Entries taken from a collection
§

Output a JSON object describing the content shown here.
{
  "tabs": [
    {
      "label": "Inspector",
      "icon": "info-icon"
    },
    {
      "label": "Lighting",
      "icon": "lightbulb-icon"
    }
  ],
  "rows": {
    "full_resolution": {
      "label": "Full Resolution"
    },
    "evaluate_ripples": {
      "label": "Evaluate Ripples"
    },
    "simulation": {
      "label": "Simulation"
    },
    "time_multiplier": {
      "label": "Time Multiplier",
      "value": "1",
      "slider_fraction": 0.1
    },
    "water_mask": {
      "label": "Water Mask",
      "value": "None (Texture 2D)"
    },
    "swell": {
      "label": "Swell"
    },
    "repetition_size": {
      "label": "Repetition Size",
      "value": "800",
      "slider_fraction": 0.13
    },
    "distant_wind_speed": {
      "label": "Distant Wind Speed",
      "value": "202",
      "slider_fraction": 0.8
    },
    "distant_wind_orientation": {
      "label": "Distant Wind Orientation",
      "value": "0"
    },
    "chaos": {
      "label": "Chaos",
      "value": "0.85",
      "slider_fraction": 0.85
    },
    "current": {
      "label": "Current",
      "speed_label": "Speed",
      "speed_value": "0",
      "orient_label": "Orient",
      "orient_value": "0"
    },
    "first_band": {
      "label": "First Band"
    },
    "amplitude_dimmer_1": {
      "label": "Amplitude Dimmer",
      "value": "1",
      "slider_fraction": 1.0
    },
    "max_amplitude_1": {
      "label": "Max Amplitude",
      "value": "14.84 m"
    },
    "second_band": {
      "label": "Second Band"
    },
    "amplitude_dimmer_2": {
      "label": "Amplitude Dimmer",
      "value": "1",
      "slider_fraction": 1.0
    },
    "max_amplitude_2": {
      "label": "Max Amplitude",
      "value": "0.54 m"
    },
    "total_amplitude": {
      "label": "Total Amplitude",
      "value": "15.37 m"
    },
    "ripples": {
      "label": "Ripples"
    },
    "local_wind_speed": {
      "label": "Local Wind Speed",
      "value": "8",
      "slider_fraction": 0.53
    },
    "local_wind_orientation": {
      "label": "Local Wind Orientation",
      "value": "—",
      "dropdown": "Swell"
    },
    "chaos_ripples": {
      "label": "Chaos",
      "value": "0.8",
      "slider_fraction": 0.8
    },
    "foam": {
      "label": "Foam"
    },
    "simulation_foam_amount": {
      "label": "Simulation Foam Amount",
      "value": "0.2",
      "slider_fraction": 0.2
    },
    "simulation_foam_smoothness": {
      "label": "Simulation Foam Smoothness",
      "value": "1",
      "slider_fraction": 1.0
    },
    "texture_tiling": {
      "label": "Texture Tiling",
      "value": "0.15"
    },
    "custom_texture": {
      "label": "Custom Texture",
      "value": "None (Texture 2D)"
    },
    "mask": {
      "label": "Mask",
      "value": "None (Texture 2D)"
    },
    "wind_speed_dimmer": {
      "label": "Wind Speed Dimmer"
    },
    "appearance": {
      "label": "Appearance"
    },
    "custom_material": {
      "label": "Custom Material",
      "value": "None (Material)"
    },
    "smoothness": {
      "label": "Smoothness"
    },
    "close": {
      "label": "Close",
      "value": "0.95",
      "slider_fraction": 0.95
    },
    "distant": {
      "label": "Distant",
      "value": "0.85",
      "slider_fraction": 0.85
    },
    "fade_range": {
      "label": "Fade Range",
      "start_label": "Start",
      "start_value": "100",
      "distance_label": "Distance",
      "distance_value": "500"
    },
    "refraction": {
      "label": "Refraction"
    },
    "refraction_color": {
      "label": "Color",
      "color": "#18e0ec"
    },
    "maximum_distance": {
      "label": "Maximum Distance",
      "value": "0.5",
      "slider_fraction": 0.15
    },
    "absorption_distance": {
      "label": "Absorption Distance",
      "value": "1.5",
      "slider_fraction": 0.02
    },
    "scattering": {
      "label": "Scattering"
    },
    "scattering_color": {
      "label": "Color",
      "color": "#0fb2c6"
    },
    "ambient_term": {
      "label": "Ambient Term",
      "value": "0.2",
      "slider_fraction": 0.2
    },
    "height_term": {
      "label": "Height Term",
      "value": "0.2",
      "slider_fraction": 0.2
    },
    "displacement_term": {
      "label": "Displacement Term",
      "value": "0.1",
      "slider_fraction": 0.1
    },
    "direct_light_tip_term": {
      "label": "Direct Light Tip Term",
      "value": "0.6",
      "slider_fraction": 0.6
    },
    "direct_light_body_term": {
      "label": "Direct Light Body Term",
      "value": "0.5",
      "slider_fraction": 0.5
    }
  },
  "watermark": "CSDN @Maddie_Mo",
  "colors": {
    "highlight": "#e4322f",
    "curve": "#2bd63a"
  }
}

§

● TASK DESCRIPTION:
Give an exact copy of all the data shown above.

● THE SOLUTION:
Output a JSON object describing the content shown here.
{
  "tabs": [
    {
      "label": "Inspector",
      "icon": "info-icon"
    },
    {
      "label": "Lighting",
      "icon": "lightbulb-icon"
    }
  ],
  "rows": {
    "full_resolution": {
      "label": "Full Resolution"
    },
    "evaluate_ripples": {
      "label": "Evaluate Ripples"
    },
    "simulation": {
      "label": "Simulation"
    },
    "time_multiplier": {
      "label": "Time Multiplier",
      "value": "1",
      "slider_fraction": 0.1
    },
    "water_mask": {
      "label": "Water Mask",
      "value": "None (Texture 2D)"
    },
    "swell": {
      "label": "Swell"
    },
    "repetition_size": {
      "label": "Repetition Size",
      "value": "800",
      "slider_fraction": 0.13
    },
    "distant_wind_speed": {
      "label": "Distant Wind Speed",
      "value": "202",
      "slider_fraction": 0.8
    },
    "distant_wind_orientation": {
      "label": "Distant Wind Orientation",
      "value": "0"
    },
    "chaos": {
      "label": "Chaos",
      "value": "0.85",
      "slider_fraction": 0.85
    },
    "current": {
      "label": "Current",
      "speed_label": "Speed",
      "speed_value": "0",
      "orient_label": "Orient",
      "orient_value": "0"
    },
    "first_band": {
      "label": "First Band"
    },
    "amplitude_dimmer_1": {
      "label": "Amplitude Dimmer",
      "value": "1",
      "slider_fraction": 1.0
    },
    "max_amplitude_1": {
      "label": "Max Amplitude",
      "value": "14.84 m"
    },
    "second_band": {
      "label": "Second Band"
    },
    "amplitude_dimmer_2": {
      "label": "Amplitude Dimmer",
      "value": "1",
      "slider_fraction": 1.0
    },
    "max_amplitude_2": {
      "label": "Max Amplitude",
      "value": "0.54 m"
    },
    "total_amplitude": {
      "label": "Total Amplitude",
      "value": "15.37 m"
    },
    "ripples": {
      "label": "Ripples"
    },
    "local_wind_speed": {
      "label": "Local Wind Speed",
      "value": "8",
      "slider_fraction": 0.53
    },
    "local_wind_orientation": {
      "label": "Local Wind Orientation",
      "value": "—",
      "dropdown": "Swell"
    },
    "chaos_ripples": {
      "label": "Chaos",
      "value": "0.8",
      "slider_fraction": 0.8
    },
    "foam": {
      "label": "Foam"
    },
    "simulation_foam_amount": {
      "label": "Simulation Foam Amount",
      "value": "0.2",
      "slider_fraction": 0.2
    },
    "simulation_foam_smoothness": {
      "label": "Simulation Foam Smoothness",
      "value": "1",
      "slider_fraction": 1.0
    },
    "texture_tiling": {
      "label": "Texture Tiling",
      "value": "0.15"
    },
    "custom_texture": {
      "label": "Custom Texture",
      "value": "None (Texture 2D)"
    },
    "mask": {
      "label": "Mask",
      "value": "None (Texture 2D)"
    },
    "wind_speed_dimmer": {
      "label": "Wind Speed Dimmer"
    },
    "appearance": {
      "label": "Appearance"
    },
    "custom_material": {
      "label": "Custom Material",
      "value": "None (Material)"
    },
    "smoothness": {
      "label": "Smoothness"
    },
    "close": {
      "label": "Close",
      "value": "0.95",
      "slider_fraction": 0.95
    },
    "distant": {
      "label": "Distant",
      "value": "0.85",
      "slider_fraction": 0.85
    },
    "fade_range": {
      "label": "Fade Range",
      "start_label": "Start",
      "start_value": "100",
      "distance_label": "Distance",
      "distance_value": "500"
    },
    "refraction": {
      "label": "Refraction"
    },
    "refraction_color": {
      "label": "Color",
      "color": "#18e0ec"
    },
    "maximum_distance": {
      "label": "Maximum Distance",
      "value": "0.5",
      "slider_fraction": 0.15
    },
    "absorption_distance": {
      "label": "Absorption Distance",
      "value": "1.5",
      "slider_fraction": 0.02
    },
    "scattering": {
      "label": "Scattering"
    },
    "scattering_color": {
      "label": "Color",
      "color": "#0fb2c6"
    },
    "ambient_term": {
      "label": "Ambient Term",
      "value": "0.2",
      "slider_fraction": 0.2
    },
    "height_term": {
      "label": "Height Term",
      "value": "0.2",
      "slider_fraction": 0.2
    },
    "displacement_term": {
      "label": "Displacement Term",
      "value": "0.1",
      "slider_fraction": 0.1
    },
    "direct_light_tip_term": {
      "label": "Direct Light Tip Term",
      "value": "0.6",
      "slider_fraction": 0.6
    },
    "direct_light_body_term": {
      "label": "Direct Light Body Term",
      "value": "0.5",
      "slider_fraction": 0.5
    }
  },
  "watermark": "CSDN @Maddie_Mo",
  "colors": {
    "highlight": "#e4322f",
    "curve": "#2bd63a"
  }
}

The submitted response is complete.